*DIRECTIONS*. Without the pictures, return all of the material exactly as written.

-- start DATA LISTING --

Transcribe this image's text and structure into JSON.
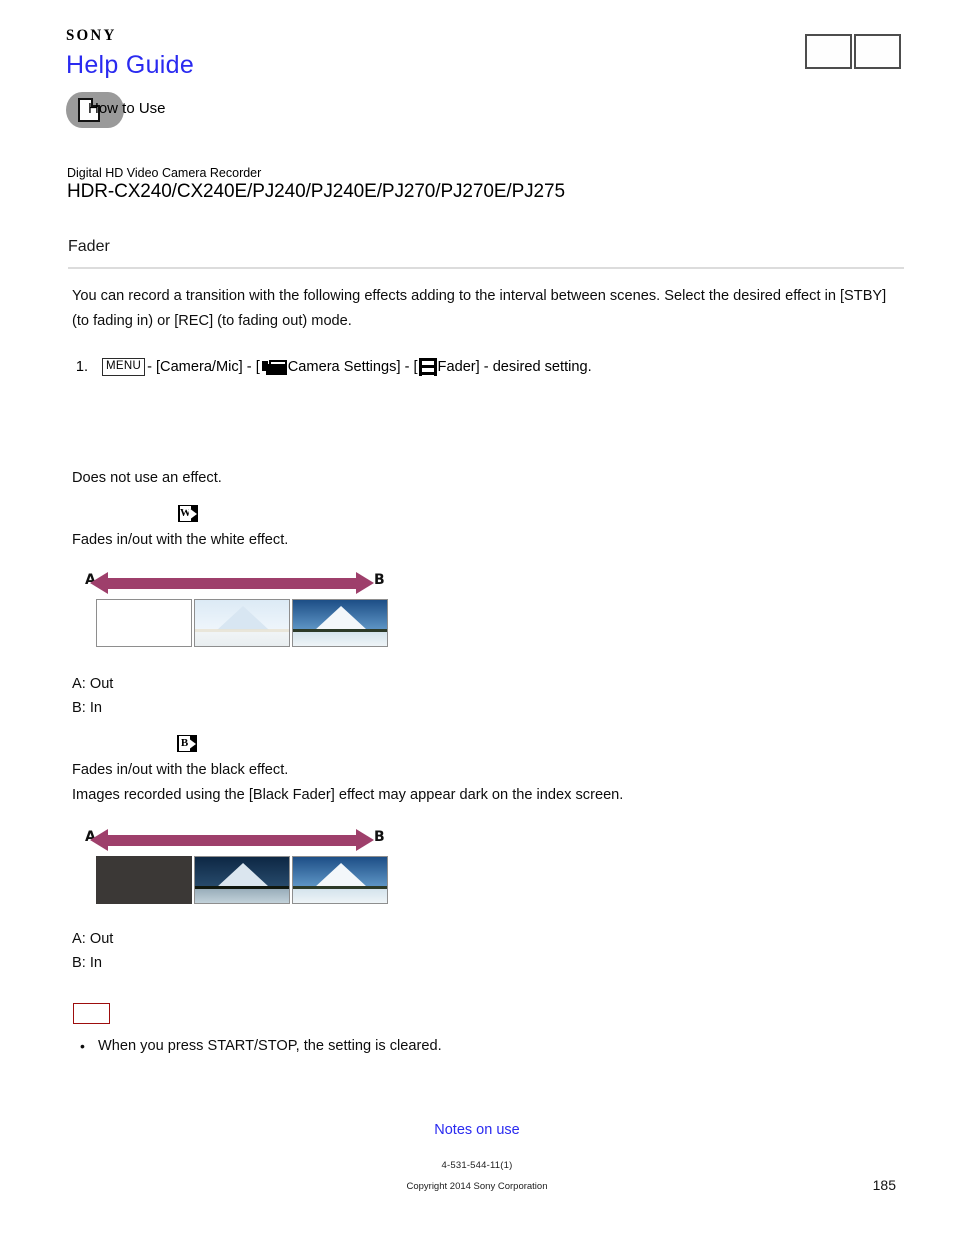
{
  "header": {
    "brand": "SONY",
    "title": "Help Guide",
    "tab_label": "How to Use",
    "boxes": [
      {
        "label": ""
      },
      {
        "label": ""
      }
    ]
  },
  "product": {
    "kicker": "Digital HD Video Camera Recorder",
    "model": "HDR-CX240/CX240E/PJ240/PJ240E/PJ270/PJ270E/PJ275"
  },
  "section": {
    "title": "Fader"
  },
  "intro": {
    "paragraph": "You can record a transition with the following effects adding to the interval between scenes. Select the desired effect in [STBY] (to fading in) or [REC] (to fading out) mode."
  },
  "step": {
    "number": "1.",
    "menu_label": "MENU",
    "sep1": " - [Camera/Mic] - [",
    "camera_settings_label": "Camera Settings] - [",
    "fader_label": "Fader] - desired setting.",
    "camera_icon": "camera-settings-icon",
    "film_icon": "fader-filmstrip-icon"
  },
  "effects": [
    {
      "key": "off",
      "badge": null,
      "description": "Does not use an effect."
    },
    {
      "key": "white-fader",
      "badge": {
        "letter": "W",
        "name": "white-fader-icon"
      },
      "description": "Fades in/out with the white effect.",
      "figure": {
        "label_a": "A",
        "label_b": "B",
        "caption_a": "A: Out",
        "caption_b": "B: In",
        "frames": [
          "white-blank-frame",
          "pale-mountain-frame",
          "vivid-mountain-frame"
        ]
      }
    },
    {
      "key": "black-fader",
      "badge": {
        "letter": "B",
        "name": "black-fader-icon"
      },
      "description": "Fades in/out with the black effect.",
      "description2": "Images recorded using the [Black Fader] effect may appear dark on the index screen.",
      "figure": {
        "label_a": "A",
        "label_b": "B",
        "caption_a": "A: Out",
        "caption_b": "B: In",
        "frames": [
          "black-blank-frame",
          "dark-mountain-frame",
          "vivid-mountain-frame"
        ]
      }
    }
  ],
  "note": {
    "heading_placeholder": "",
    "bullet_symbol": "•",
    "items": [
      "When you press START/STOP, the setting is cleared."
    ]
  },
  "footer": {
    "link_label": "Notes on use",
    "doc_code": "4-531-544-11(1)",
    "copyright": "Copyright 2014 Sony Corporation",
    "page_number": "185"
  },
  "colors": {
    "link_blue": "#2a2af0",
    "arrow_maroon": "#9e3f6b",
    "note_border_red": "#9d0d0d",
    "rule_gray": "#dcdcdc"
  }
}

-- end DATA LISTING --

*REPLY TO THE EXERCISE*.
Transcribe this image's text and structure into JSON.
{
  "header": {
    "brand": "SONY",
    "title": "Help Guide",
    "tab_label": "How to Use",
    "boxes": [
      {
        "label": ""
      },
      {
        "label": ""
      }
    ]
  },
  "product": {
    "kicker": "Digital HD Video Camera Recorder",
    "model": "HDR-CX240/CX240E/PJ240/PJ240E/PJ270/PJ270E/PJ275"
  },
  "section": {
    "title": "Fader"
  },
  "intro": {
    "paragraph": "You can record a transition with the following effects adding to the interval between scenes. Select the desired effect in [STBY] (to fading in) or [REC] (to fading out) mode."
  },
  "step": {
    "number": "1.",
    "menu_label": "MENU",
    "sep1": " - [Camera/Mic] - [",
    "camera_settings_label": "Camera Settings] - [",
    "fader_label": "Fader] - desired setting.",
    "camera_icon": "camera-settings-icon",
    "film_icon": "fader-filmstrip-icon"
  },
  "effects": [
    {
      "key": "off",
      "badge": null,
      "description": "Does not use an effect."
    },
    {
      "key": "white-fader",
      "badge": {
        "letter": "W",
        "name": "white-fader-icon"
      },
      "description": "Fades in/out with the white effect.",
      "figure": {
        "label_a": "A",
        "label_b": "B",
        "caption_a": "A: Out",
        "caption_b": "B: In",
        "frames": [
          "white-blank-frame",
          "pale-mountain-frame",
          "vivid-mountain-frame"
        ]
      }
    },
    {
      "key": "black-fader",
      "badge": {
        "letter": "B",
        "name": "black-fader-icon"
      },
      "description": "Fades in/out with the black effect.",
      "description2": "Images recorded using the [Black Fader] effect may appear dark on the index screen.",
      "figure": {
        "label_a": "A",
        "label_b": "B",
        "caption_a": "A: Out",
        "caption_b": "B: In",
        "frames": [
          "black-blank-frame",
          "dark-mountain-frame",
          "vivid-mountain-frame"
        ]
      }
    }
  ],
  "note": {
    "heading_placeholder": "",
    "bullet_symbol": "•",
    "items": [
      "When you press START/STOP, the setting is cleared."
    ]
  },
  "footer": {
    "link_label": "Notes on use",
    "doc_code": "4-531-544-11(1)",
    "copyright": "Copyright 2014 Sony Corporation",
    "page_number": "185"
  },
  "colors": {
    "link_blue": "#2a2af0",
    "arrow_maroon": "#9e3f6b",
    "note_border_red": "#9d0d0d",
    "rule_gray": "#dcdcdc"
  }
}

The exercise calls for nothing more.